**Brief:** Pull out from the material below all lines with "které".

**Given records:**

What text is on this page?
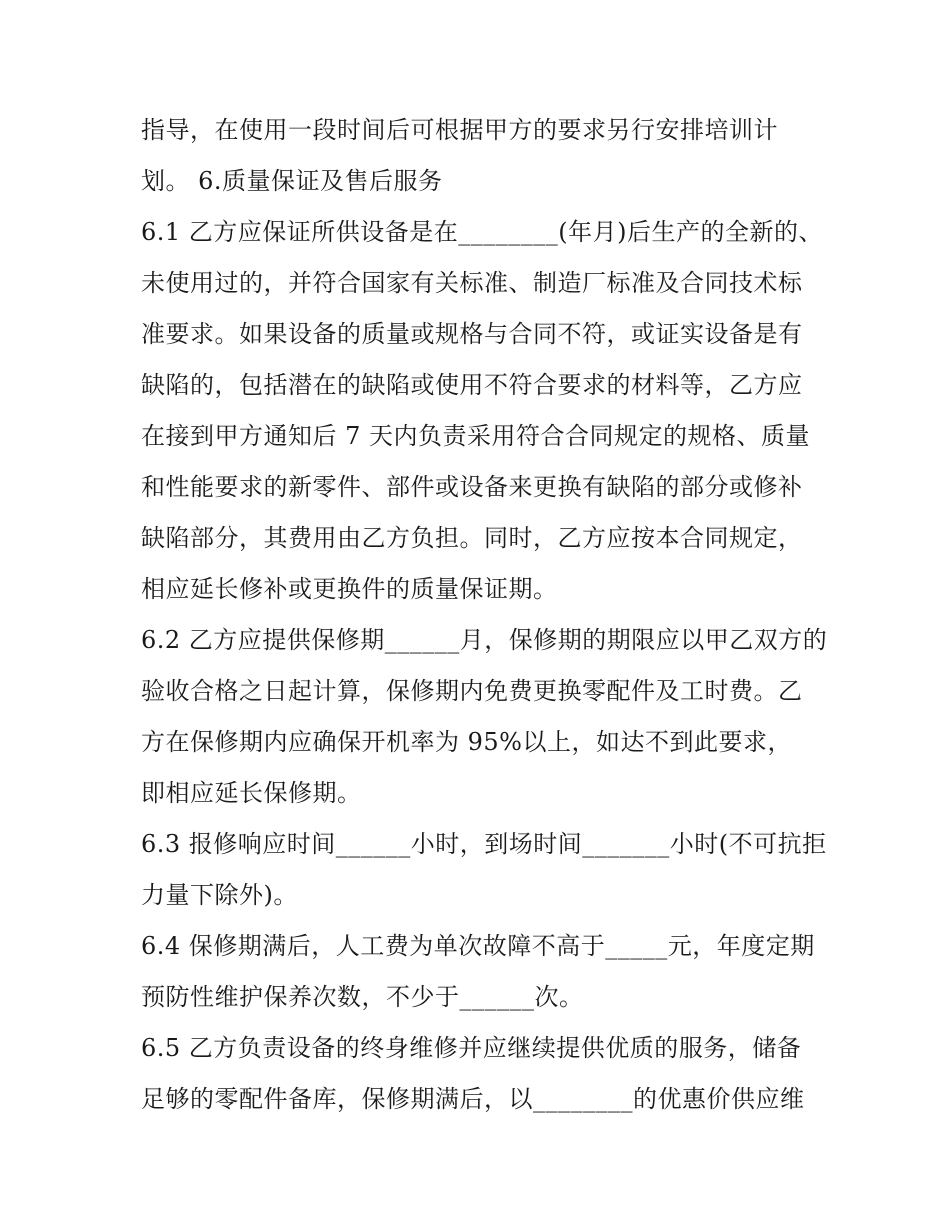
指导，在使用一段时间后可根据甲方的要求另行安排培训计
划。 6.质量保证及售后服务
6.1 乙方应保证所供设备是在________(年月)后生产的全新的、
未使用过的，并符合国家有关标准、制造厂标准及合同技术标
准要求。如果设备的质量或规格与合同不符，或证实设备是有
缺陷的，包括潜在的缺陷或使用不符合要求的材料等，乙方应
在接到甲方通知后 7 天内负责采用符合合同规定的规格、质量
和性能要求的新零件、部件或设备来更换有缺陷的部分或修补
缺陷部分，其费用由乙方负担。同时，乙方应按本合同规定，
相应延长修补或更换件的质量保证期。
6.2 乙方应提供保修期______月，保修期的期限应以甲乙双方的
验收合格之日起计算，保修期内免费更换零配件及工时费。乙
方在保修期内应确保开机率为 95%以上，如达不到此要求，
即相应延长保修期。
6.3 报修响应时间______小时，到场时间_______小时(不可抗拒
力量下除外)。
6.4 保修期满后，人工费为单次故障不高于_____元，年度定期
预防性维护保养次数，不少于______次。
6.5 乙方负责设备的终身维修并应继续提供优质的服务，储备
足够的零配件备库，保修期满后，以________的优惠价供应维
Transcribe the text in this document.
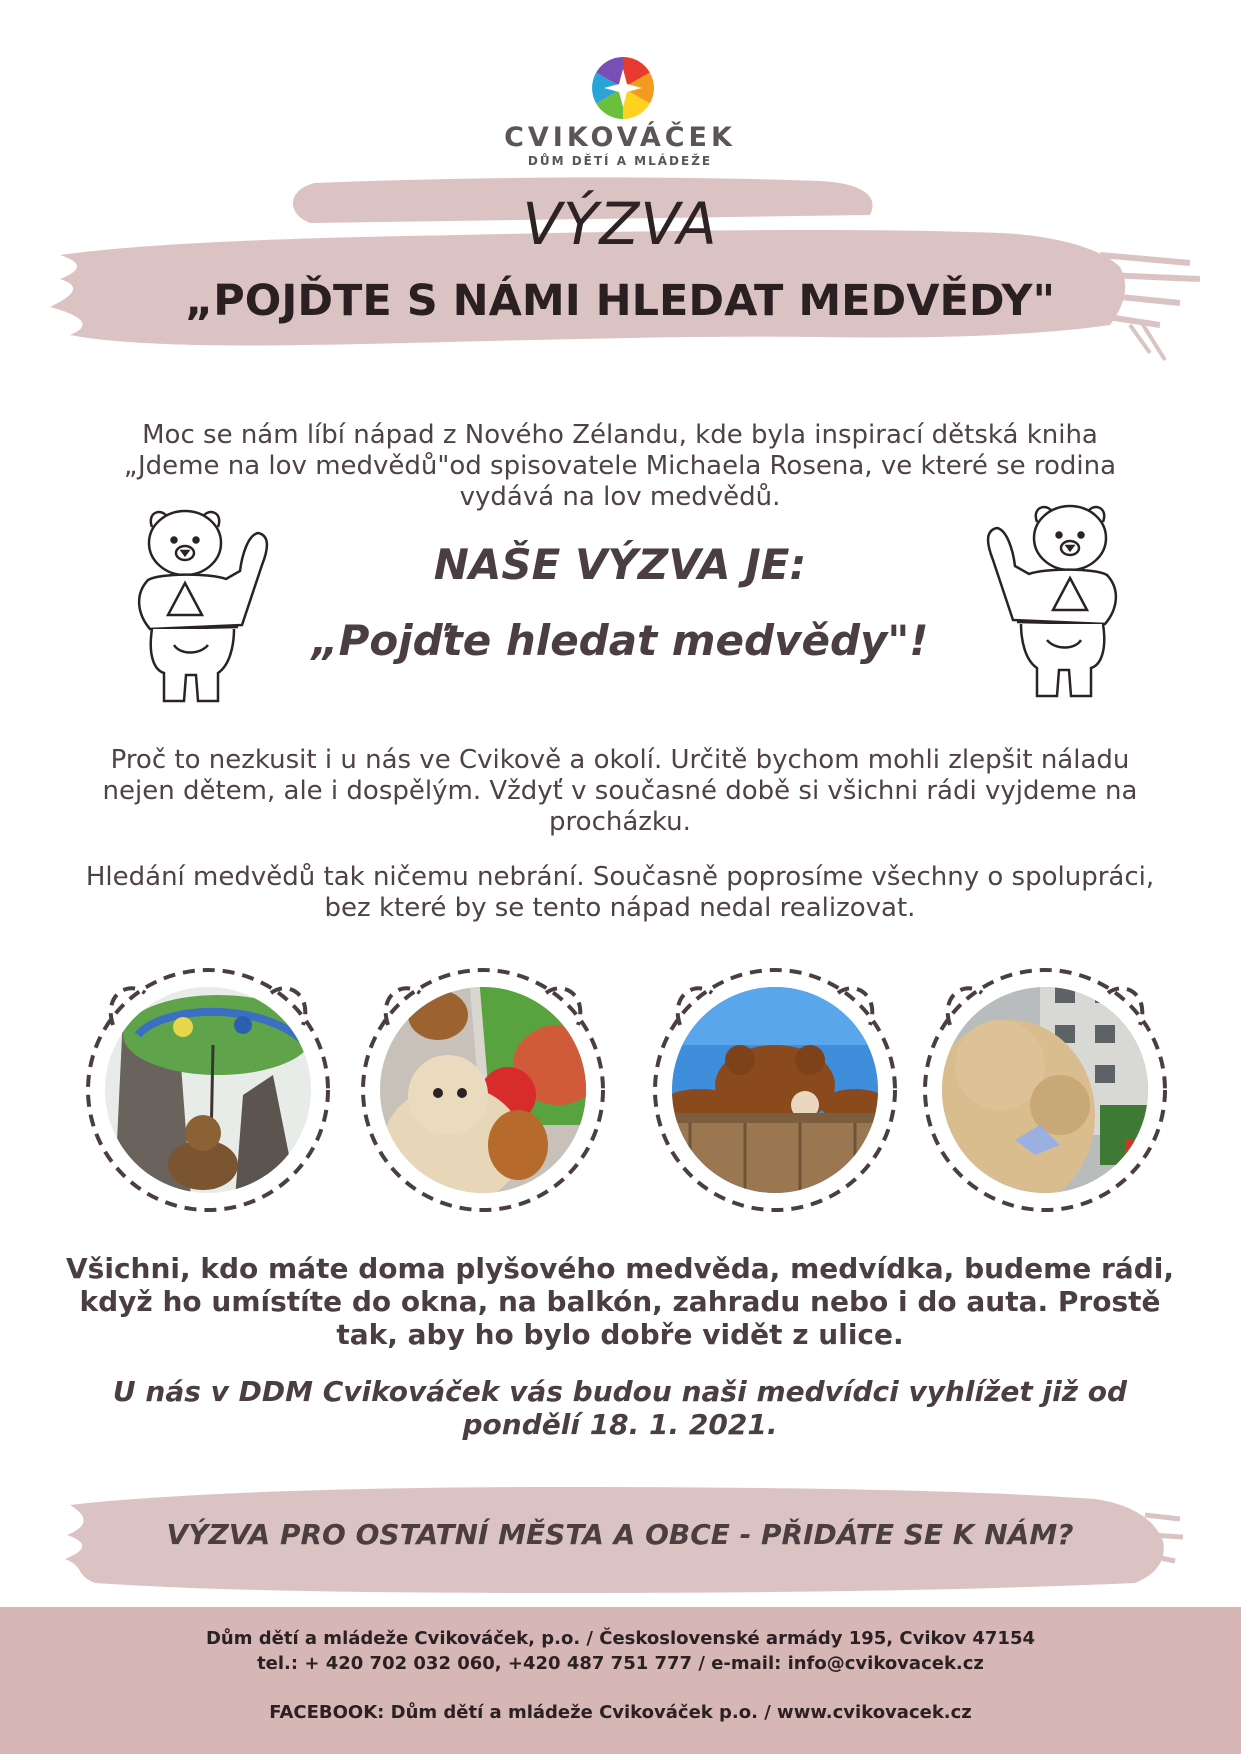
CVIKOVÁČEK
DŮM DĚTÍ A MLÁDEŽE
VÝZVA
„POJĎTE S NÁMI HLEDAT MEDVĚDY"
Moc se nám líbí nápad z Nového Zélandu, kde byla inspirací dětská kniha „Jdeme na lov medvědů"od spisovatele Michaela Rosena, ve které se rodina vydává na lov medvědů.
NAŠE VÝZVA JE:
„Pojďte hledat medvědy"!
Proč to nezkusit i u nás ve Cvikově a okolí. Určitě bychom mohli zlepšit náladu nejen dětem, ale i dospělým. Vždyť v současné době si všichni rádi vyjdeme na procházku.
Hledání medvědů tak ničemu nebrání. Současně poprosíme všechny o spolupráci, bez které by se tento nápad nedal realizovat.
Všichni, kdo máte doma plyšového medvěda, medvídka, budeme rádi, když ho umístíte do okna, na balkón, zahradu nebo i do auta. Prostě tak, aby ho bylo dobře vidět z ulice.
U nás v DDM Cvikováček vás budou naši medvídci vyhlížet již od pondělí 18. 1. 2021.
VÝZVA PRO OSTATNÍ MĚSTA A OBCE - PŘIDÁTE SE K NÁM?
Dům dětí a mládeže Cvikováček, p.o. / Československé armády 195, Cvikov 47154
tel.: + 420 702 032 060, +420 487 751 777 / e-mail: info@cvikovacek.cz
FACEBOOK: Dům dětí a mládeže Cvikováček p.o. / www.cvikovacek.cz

**The output:**
Moc se nám líbí nápad z Nového Zélandu, kde byla inspirací dětská kniha „Jdeme na lov medvědů"od spisovatele Michaela Rosena, ve které se rodina vydává na lov medvědů.
Hledání medvědů tak ničemu nebrání. Současně poprosíme všechny o spolupráci, bez které by se tento nápad nedal realizovat.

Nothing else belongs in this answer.